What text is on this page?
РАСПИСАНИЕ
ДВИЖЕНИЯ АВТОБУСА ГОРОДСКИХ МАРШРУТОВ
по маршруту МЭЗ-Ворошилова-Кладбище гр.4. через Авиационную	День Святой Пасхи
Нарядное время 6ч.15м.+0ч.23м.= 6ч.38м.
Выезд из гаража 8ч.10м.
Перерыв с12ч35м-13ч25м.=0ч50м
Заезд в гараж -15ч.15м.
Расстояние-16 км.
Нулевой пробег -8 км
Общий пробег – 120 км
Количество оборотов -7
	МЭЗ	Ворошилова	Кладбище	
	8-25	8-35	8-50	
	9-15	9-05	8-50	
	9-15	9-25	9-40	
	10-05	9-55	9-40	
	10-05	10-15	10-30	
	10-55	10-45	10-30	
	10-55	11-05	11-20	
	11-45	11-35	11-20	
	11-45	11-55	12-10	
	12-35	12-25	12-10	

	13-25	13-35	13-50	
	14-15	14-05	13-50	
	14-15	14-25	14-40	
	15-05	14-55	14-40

# Written problem:
Please quote the records above exactly, without skipping a line.

# Result for this task:
What text is on this page?
РАСПИСАНИЕ
ДВИЖЕНИЯ АВТОБУСА ГОРОДСКИХ МАРШРУТОВ
по маршруту МЭЗ-Ворошилова-Кладбище гр.4. через Авиационную	День Святой Пасхи
Нарядное время 6ч.15м.+0ч.23м.= 6ч.38м.
Выезд из гаража 8ч.10м.
Перерыв с12ч35м-13ч25м.=0ч50м
Заезд в гараж -15ч.15м.
Расстояние-16 км.
Нулевой пробег -8 км
Общий пробег – 120 км
Количество оборотов -7
	МЭЗ	Ворошилова	Кладбище	
	8-25	8-35	8-50	
	9-15	9-05	8-50	
	9-15	9-25	9-40	
	10-05	9-55	9-40	
	10-05	10-15	10-30	
	10-55	10-45	10-30	
	10-55	11-05	11-20	
	11-45	11-35	11-20	
	11-45	11-55	12-10	
	12-35	12-25	12-10	

	13-25	13-35	13-50	
	14-15	14-05	13-50	
	14-15	14-25	14-40	
	15-05	14-55	14-40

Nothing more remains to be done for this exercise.